(Data records)
--- Start ---

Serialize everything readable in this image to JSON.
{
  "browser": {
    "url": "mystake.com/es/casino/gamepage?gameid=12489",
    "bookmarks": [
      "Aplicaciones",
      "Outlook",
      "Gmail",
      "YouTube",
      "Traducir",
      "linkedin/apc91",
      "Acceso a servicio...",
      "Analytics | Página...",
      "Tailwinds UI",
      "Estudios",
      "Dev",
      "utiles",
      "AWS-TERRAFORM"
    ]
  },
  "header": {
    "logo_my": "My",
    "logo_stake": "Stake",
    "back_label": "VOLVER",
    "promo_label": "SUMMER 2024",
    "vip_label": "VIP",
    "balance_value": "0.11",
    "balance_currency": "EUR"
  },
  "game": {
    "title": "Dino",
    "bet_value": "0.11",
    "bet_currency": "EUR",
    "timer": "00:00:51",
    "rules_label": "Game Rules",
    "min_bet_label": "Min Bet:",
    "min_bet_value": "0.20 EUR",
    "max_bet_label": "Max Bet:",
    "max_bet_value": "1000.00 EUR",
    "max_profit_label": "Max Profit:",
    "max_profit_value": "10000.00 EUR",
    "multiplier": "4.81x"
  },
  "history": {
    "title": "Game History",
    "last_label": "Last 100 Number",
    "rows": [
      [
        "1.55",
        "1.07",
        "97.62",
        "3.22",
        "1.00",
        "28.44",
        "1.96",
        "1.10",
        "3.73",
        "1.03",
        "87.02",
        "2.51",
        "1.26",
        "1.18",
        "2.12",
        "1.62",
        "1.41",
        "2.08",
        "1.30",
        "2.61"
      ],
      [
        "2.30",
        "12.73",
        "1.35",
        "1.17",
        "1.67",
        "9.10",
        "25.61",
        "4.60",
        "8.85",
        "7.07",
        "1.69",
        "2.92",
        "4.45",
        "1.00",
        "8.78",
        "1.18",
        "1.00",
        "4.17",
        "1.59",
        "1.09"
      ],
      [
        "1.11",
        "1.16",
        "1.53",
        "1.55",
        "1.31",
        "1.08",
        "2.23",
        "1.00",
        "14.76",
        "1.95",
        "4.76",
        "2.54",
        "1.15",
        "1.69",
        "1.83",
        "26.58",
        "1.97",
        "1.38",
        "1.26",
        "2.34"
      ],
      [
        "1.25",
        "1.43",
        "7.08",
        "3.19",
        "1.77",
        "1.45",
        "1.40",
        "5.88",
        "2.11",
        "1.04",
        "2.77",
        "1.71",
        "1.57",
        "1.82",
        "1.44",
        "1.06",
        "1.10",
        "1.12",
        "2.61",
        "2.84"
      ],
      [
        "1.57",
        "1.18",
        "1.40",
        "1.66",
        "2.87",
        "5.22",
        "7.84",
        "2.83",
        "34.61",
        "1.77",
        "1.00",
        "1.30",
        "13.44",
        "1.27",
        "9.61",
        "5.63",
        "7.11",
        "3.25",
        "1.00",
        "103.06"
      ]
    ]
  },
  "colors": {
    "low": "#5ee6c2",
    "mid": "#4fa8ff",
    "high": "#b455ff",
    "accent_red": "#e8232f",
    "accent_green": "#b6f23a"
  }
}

--- End ---

> [Given problem]
Print all the data exactly.

> [Answer to the task]
Serialize everything readable in this image to JSON.
{
  "browser": {
    "url": "mystake.com/es/casino/gamepage?gameid=12489",
    "bookmarks": [
      "Aplicaciones",
      "Outlook",
      "Gmail",
      "YouTube",
      "Traducir",
      "linkedin/apc91",
      "Acceso a servicio...",
      "Analytics | Página...",
      "Tailwinds UI",
      "Estudios",
      "Dev",
      "utiles",
      "AWS-TERRAFORM"
    ]
  },
  "header": {
    "logo_my": "My",
    "logo_stake": "Stake",
    "back_label": "VOLVER",
    "promo_label": "SUMMER 2024",
    "vip_label": "VIP",
    "balance_value": "0.11",
    "balance_currency": "EUR"
  },
  "game": {
    "title": "Dino",
    "bet_value": "0.11",
    "bet_currency": "EUR",
    "timer": "00:00:51",
    "rules_label": "Game Rules",
    "min_bet_label": "Min Bet:",
    "min_bet_value": "0.20 EUR",
    "max_bet_label": "Max Bet:",
    "max_bet_value": "1000.00 EUR",
    "max_profit_label": "Max Profit:",
    "max_profit_value": "10000.00 EUR",
    "multiplier": "4.81x"
  },
  "history": {
    "title": "Game History",
    "last_label": "Last 100 Number",
    "rows": [
      [
        "1.55",
        "1.07",
        "97.62",
        "3.22",
        "1.00",
        "28.44",
        "1.96",
        "1.10",
        "3.73",
        "1.03",
        "87.02",
        "2.51",
        "1.26",
        "1.18",
        "2.12",
        "1.62",
        "1.41",
        "2.08",
        "1.30",
        "2.61"
      ],
      [
        "2.30",
        "12.73",
        "1.35",
        "1.17",
        "1.67",
        "9.10",
        "25.61",
        "4.60",
        "8.85",
        "7.07",
        "1.69",
        "2.92",
        "4.45",
        "1.00",
        "8.78",
        "1.18",
        "1.00",
        "4.17",
        "1.59",
        "1.09"
      ],
      [
        "1.11",
        "1.16",
        "1.53",
        "1.55",
        "1.31",
        "1.08",
        "2.23",
        "1.00",
        "14.76",
        "1.95",
        "4.76",
        "2.54",
        "1.15",
        "1.69",
        "1.83",
        "26.58",
        "1.97",
        "1.38",
        "1.26",
        "2.34"
      ],
      [
        "1.25",
        "1.43",
        "7.08",
        "3.19",
        "1.77",
        "1.45",
        "1.40",
        "5.88",
        "2.11",
        "1.04",
        "2.77",
        "1.71",
        "1.57",
        "1.82",
        "1.44",
        "1.06",
        "1.10",
        "1.12",
        "2.61",
        "2.84"
      ],
      [
        "1.57",
        "1.18",
        "1.40",
        "1.66",
        "2.87",
        "5.22",
        "7.84",
        "2.83",
        "34.61",
        "1.77",
        "1.00",
        "1.30",
        "13.44",
        "1.27",
        "9.61",
        "5.63",
        "7.11",
        "3.25",
        "1.00",
        "103.06"
      ]
    ]
  },
  "colors": {
    "low": "#5ee6c2",
    "mid": "#4fa8ff",
    "high": "#b455ff",
    "accent_red": "#e8232f",
    "accent_green": "#b6f23a"
  }
}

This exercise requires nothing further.